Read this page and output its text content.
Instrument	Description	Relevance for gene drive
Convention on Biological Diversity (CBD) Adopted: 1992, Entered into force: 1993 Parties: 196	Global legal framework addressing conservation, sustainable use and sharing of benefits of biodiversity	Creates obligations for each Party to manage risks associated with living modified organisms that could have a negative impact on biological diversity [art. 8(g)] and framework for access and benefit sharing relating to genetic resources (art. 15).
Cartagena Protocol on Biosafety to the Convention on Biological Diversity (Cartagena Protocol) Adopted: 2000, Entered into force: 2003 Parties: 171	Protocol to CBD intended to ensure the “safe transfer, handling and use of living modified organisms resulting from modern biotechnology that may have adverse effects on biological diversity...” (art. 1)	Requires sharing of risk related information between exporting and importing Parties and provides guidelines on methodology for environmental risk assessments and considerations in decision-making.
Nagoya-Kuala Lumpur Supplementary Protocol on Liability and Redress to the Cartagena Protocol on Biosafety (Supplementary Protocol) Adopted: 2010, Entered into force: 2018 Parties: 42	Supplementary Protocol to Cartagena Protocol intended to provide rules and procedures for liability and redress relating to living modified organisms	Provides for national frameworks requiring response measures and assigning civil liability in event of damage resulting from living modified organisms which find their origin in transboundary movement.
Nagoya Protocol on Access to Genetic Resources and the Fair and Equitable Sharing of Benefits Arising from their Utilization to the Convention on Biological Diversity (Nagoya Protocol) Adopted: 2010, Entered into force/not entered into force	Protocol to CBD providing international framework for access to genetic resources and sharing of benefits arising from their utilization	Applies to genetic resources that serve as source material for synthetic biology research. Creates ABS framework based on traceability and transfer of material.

[ACTIVITY] Each line of the listing must be output once more, exactly as shown above.

[TASK ANSWER]
Read this page and output its text content.
Instrument	Description	Relevance for gene drive
Convention on Biological Diversity (CBD) Adopted: 1992, Entered into force: 1993 Parties: 196	Global legal framework addressing conservation, sustainable use and sharing of benefits of biodiversity	Creates obligations for each Party to manage risks associated with living modified organisms that could have a negative impact on biological diversity [art. 8(g)] and framework for access and benefit sharing relating to genetic resources (art. 15).
Cartagena Protocol on Biosafety to the Convention on Biological Diversity (Cartagena Protocol) Adopted: 2000, Entered into force: 2003 Parties: 171	Protocol to CBD intended to ensure the “safe transfer, handling and use of living modified organisms resulting from modern biotechnology that may have adverse effects on biological diversity...” (art. 1)	Requires sharing of risk related information between exporting and importing Parties and provides guidelines on methodology for environmental risk assessments and considerations in decision-making.
Nagoya-Kuala Lumpur Supplementary Protocol on Liability and Redress to the Cartagena Protocol on Biosafety (Supplementary Protocol) Adopted: 2010, Entered into force: 2018 Parties: 42	Supplementary Protocol to Cartagena Protocol intended to provide rules and procedures for liability and redress relating to living modified organisms	Provides for national frameworks requiring response measures and assigning civil liability in event of damage resulting from living modified organisms which find their origin in transboundary movement.
Nagoya Protocol on Access to Genetic Resources and the Fair and Equitable Sharing of Benefits Arising from their Utilization to the Convention on Biological Diversity (Nagoya Protocol) Adopted: 2010, Entered into force/not entered into force	Protocol to CBD providing international framework for access to genetic resources and sharing of benefits arising from their utilization	Applies to genetic resources that serve as source material for synthetic biology research. Creates ABS framework based on traceability and transfer of material.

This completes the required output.